**Written instruction**
Below are the entries; state how many of their lines contain the string "true", and nothing more.

Data items
———

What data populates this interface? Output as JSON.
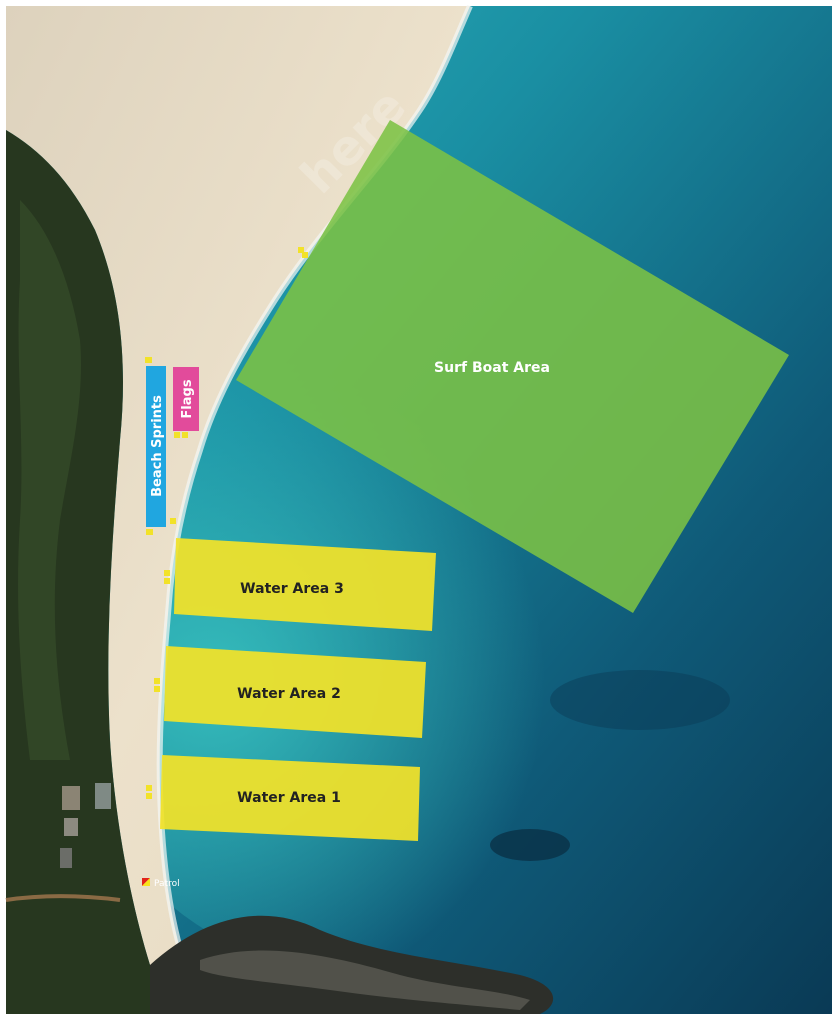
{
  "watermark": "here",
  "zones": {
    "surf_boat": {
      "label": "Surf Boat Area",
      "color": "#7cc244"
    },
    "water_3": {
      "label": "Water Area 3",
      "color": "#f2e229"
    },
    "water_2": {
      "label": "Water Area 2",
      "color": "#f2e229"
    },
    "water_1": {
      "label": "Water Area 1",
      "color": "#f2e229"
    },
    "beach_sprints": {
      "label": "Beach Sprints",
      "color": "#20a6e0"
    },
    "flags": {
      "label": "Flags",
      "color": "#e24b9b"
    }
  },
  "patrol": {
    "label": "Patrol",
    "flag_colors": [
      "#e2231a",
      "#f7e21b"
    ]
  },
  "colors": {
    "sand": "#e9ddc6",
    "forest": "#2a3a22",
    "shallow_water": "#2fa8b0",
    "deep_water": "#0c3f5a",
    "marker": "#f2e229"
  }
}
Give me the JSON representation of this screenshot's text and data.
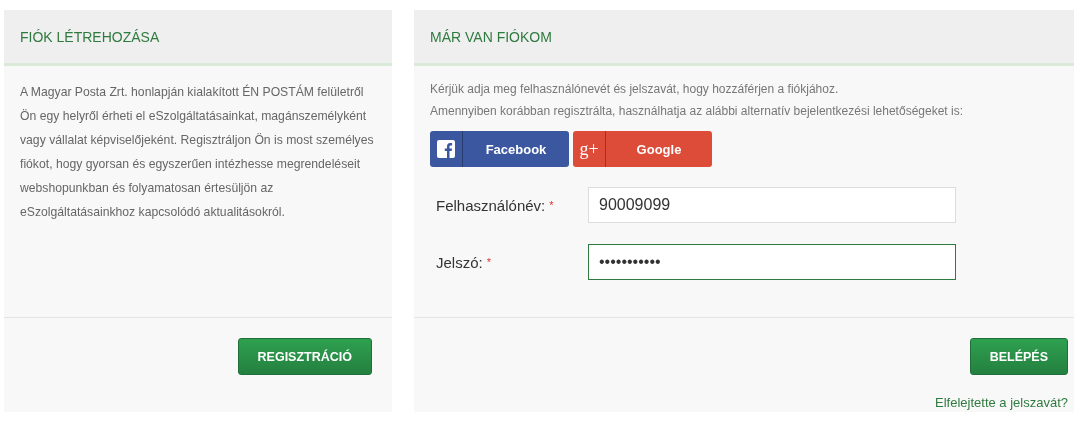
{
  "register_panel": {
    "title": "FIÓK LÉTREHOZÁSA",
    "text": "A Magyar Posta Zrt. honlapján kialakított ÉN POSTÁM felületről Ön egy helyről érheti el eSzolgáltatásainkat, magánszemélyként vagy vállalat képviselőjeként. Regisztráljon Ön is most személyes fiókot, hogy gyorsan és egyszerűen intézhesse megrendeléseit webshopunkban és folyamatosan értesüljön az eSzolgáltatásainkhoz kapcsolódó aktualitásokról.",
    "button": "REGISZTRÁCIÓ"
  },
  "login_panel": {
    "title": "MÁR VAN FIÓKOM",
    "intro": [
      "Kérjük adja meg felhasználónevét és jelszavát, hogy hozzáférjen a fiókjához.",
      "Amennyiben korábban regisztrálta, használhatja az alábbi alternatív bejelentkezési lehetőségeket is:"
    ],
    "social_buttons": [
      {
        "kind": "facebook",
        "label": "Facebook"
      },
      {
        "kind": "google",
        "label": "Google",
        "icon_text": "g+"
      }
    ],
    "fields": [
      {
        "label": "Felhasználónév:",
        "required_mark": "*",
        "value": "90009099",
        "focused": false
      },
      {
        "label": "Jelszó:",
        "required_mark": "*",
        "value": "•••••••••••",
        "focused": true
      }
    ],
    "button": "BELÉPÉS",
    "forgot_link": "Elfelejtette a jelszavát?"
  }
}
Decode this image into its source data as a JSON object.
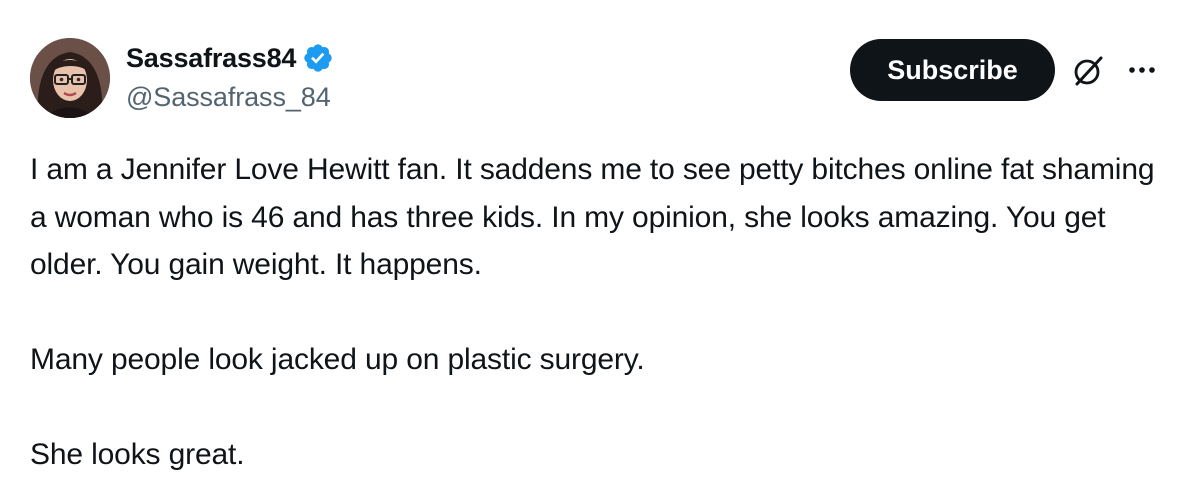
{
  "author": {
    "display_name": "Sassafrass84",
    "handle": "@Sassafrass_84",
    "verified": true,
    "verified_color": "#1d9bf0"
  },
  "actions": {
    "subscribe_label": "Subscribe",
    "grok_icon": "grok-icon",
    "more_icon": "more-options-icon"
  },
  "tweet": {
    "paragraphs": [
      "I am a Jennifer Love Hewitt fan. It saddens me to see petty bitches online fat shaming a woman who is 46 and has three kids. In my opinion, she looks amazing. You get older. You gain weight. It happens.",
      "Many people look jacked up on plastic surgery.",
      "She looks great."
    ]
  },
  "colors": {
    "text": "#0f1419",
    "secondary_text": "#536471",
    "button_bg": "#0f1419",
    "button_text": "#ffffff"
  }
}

———

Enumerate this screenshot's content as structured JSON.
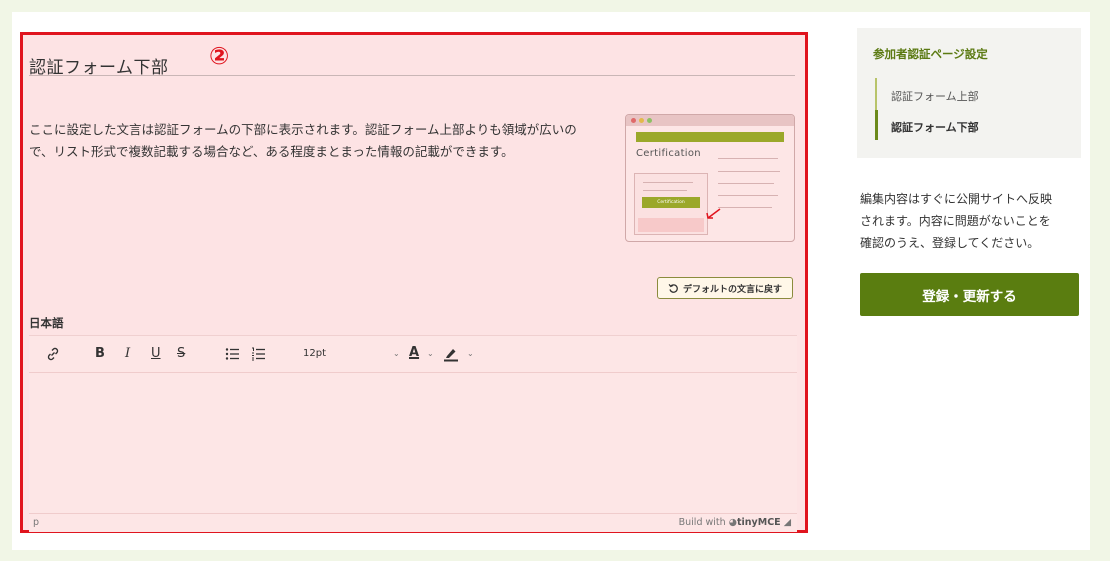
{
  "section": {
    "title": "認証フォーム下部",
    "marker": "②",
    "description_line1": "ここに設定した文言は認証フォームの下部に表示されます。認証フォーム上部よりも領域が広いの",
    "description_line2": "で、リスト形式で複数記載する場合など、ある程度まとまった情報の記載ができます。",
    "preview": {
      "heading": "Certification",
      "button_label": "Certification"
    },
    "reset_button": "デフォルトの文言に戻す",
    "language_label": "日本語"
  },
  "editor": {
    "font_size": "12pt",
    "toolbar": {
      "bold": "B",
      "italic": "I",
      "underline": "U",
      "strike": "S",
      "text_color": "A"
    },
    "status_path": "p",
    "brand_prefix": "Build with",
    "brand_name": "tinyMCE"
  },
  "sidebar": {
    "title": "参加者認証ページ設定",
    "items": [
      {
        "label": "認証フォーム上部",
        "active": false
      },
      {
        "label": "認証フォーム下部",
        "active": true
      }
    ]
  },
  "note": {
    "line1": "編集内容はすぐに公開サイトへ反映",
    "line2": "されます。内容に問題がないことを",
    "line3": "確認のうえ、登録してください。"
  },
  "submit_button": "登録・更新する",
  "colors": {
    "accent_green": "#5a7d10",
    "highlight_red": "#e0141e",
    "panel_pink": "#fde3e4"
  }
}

———

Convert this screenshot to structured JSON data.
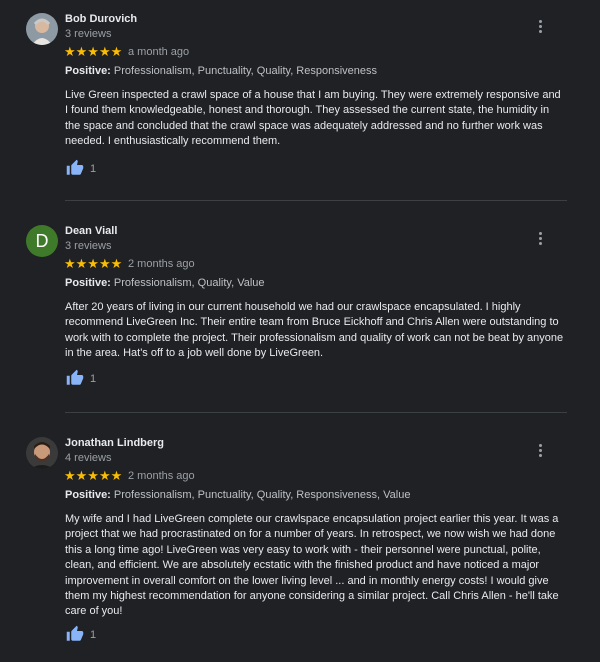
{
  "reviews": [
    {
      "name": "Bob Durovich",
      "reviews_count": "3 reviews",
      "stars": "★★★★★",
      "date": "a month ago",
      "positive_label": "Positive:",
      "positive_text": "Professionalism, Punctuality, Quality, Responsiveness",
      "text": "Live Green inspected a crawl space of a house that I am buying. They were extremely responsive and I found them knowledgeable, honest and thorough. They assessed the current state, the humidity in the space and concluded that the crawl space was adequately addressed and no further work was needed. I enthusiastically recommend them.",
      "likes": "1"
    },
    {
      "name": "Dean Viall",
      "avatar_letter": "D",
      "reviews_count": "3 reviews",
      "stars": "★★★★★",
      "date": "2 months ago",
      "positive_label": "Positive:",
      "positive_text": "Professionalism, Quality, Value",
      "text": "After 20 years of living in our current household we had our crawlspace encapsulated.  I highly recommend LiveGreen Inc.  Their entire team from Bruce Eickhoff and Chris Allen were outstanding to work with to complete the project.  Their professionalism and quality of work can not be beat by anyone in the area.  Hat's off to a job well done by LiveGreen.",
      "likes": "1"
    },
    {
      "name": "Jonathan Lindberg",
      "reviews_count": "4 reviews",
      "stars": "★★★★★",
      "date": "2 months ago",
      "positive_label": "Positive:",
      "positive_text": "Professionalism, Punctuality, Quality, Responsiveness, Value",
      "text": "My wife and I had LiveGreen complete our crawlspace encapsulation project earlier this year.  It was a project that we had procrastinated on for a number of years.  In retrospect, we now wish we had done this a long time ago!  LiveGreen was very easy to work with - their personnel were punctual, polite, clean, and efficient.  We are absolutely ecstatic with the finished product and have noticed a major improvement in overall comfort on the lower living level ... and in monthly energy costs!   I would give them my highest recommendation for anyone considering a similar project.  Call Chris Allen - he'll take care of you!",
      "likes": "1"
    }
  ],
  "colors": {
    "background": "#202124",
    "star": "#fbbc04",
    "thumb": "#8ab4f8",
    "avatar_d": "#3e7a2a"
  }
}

———

**Answer in full**
3